[START Input data]

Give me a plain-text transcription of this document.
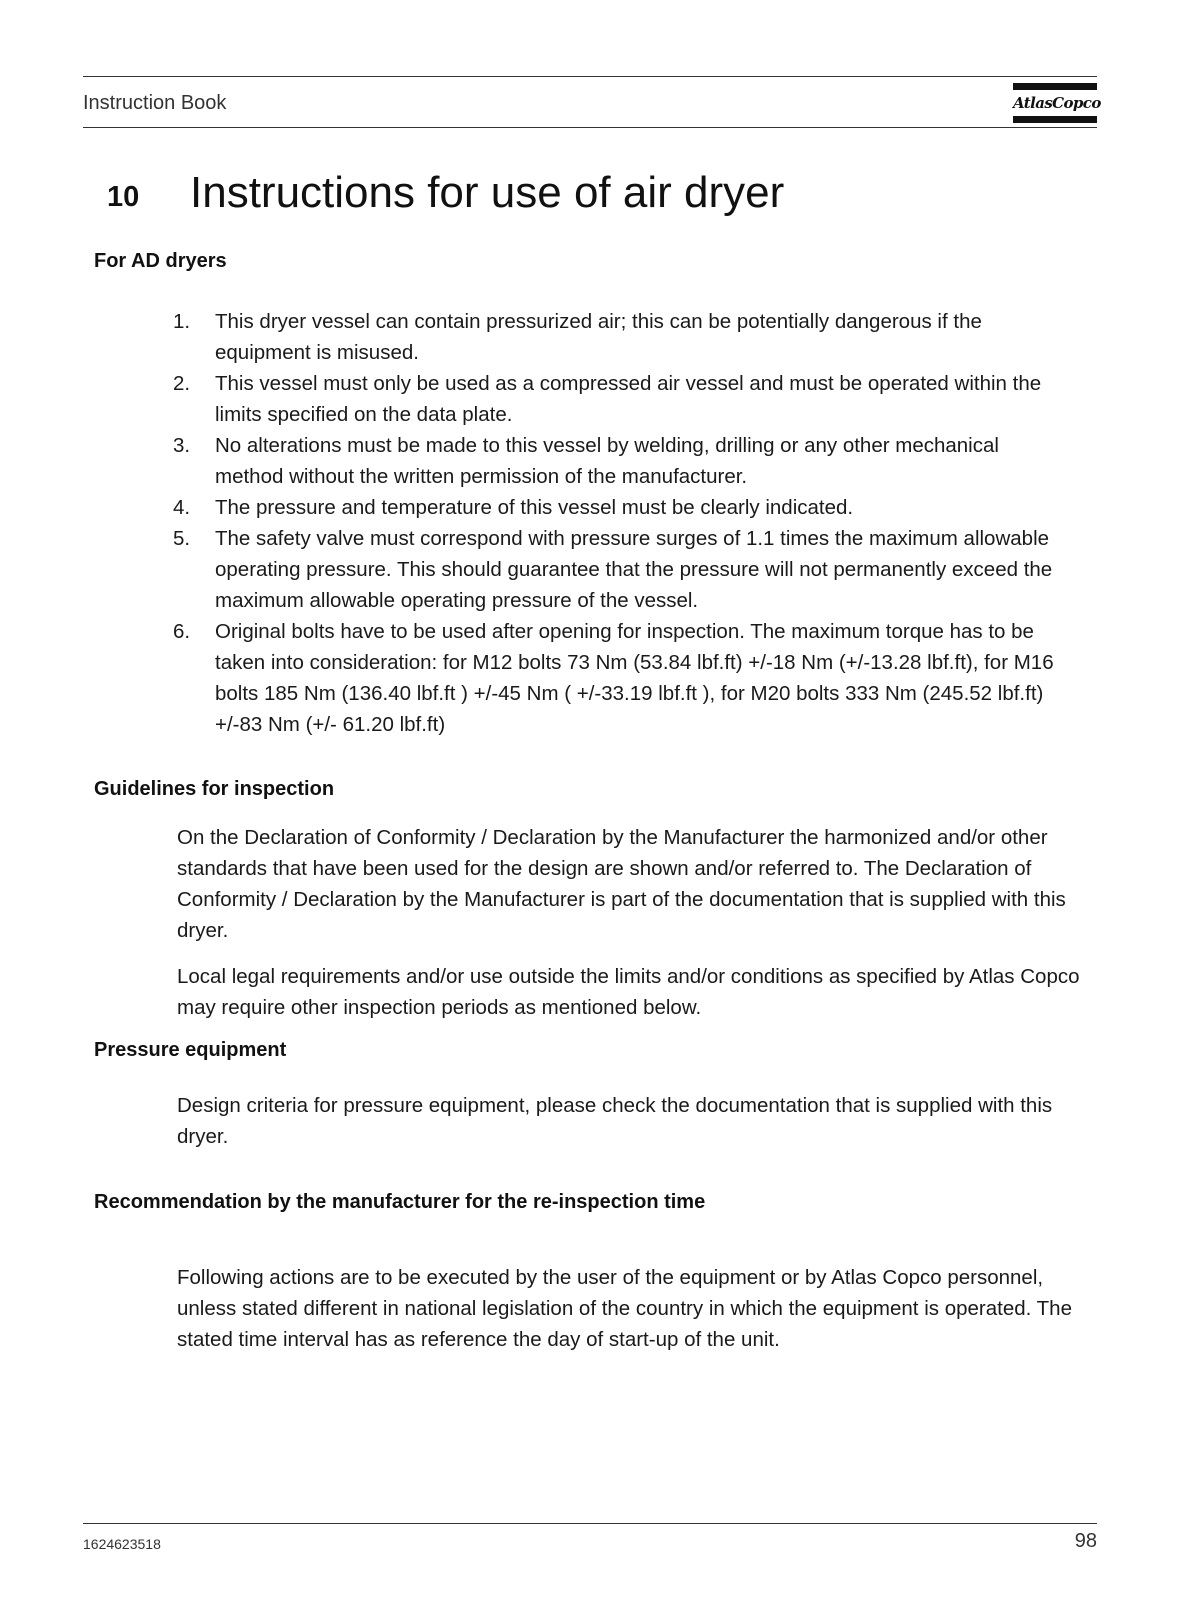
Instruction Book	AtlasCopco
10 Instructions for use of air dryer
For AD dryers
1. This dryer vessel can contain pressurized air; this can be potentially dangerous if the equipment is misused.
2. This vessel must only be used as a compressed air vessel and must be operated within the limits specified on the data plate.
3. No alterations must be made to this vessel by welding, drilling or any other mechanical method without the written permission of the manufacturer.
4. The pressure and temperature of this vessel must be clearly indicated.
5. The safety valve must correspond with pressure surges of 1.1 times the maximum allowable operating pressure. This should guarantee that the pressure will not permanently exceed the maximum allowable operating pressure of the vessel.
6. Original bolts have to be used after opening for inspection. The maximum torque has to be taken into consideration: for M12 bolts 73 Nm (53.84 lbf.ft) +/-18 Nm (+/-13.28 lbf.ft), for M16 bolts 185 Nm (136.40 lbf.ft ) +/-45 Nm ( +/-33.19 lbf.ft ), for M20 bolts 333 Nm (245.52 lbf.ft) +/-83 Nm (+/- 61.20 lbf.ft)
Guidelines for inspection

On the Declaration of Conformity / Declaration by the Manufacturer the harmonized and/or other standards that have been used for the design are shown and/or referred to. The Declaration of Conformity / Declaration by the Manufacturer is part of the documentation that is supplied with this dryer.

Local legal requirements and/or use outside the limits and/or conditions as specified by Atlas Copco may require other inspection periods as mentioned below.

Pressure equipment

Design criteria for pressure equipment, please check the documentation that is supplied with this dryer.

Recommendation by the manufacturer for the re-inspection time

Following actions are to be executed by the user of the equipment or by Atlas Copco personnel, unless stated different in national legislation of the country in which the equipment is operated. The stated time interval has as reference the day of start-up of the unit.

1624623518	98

[END Input data]

> **Task requirements**
Look through the material and say how many lines hold "have". Give the number only.

> **Task response**
2